■ What is asked ■
Render the data from its first line through the line holding "bar xyxy=(109,17,263,61)", inclusive, as a Markdown table with the columns Row and Line, skipping any blank lines.

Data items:
|---|
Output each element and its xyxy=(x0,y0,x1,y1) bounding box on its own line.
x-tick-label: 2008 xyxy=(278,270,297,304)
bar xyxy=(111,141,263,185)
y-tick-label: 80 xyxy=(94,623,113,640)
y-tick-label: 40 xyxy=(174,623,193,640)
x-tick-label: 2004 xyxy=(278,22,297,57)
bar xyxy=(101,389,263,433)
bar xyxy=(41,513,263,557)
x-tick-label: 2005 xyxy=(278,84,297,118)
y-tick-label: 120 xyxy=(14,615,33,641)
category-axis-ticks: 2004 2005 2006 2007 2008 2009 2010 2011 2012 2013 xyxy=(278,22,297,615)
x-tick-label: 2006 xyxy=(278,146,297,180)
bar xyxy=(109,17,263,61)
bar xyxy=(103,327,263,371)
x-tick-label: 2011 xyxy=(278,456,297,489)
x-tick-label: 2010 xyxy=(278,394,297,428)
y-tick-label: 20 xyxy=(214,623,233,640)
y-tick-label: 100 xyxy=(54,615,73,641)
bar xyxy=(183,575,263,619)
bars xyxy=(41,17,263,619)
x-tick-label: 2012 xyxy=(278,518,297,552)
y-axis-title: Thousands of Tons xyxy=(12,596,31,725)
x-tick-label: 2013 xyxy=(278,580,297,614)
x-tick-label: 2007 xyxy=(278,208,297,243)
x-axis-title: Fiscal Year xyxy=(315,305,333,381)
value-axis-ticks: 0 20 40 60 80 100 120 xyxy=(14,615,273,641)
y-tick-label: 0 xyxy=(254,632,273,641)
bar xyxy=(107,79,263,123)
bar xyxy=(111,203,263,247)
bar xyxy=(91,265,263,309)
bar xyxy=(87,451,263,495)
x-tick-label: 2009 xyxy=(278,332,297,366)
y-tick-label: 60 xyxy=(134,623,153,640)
|---|
■ The solution ■
| Row | Line |
|---|---|
| 1 | Output each element and its xyxy=(x0,y0,x1,y1) bounding box on its own line. |
| 2 | x-tick-label: 2008 xyxy=(278,270,297,304) |
| 3 | bar xyxy=(111,141,263,185) |
| 4 | y-tick-label: 80 xyxy=(94,623,113,640) |
| 5 | y-tick-label: 40 xyxy=(174,623,193,640) |
| 6 | x-tick-label: 2004 xyxy=(278,22,297,57) |
| 7 | bar xyxy=(101,389,263,433) |
| 8 | bar xyxy=(41,513,263,557) |
| 9 | x-tick-label: 2005 xyxy=(278,84,297,118) |
| 10 | y-tick-label: 120 xyxy=(14,615,33,641) |
| 11 | category-axis-ticks: 2004 2005 2006 2007 2008 2009 2010 2011 2012 2013 xyxy=(278,22,297,615) |
| 12 | x-tick-label: 2006 xyxy=(278,146,297,180) |
| 13 | bar xyxy=(109,17,263,61) |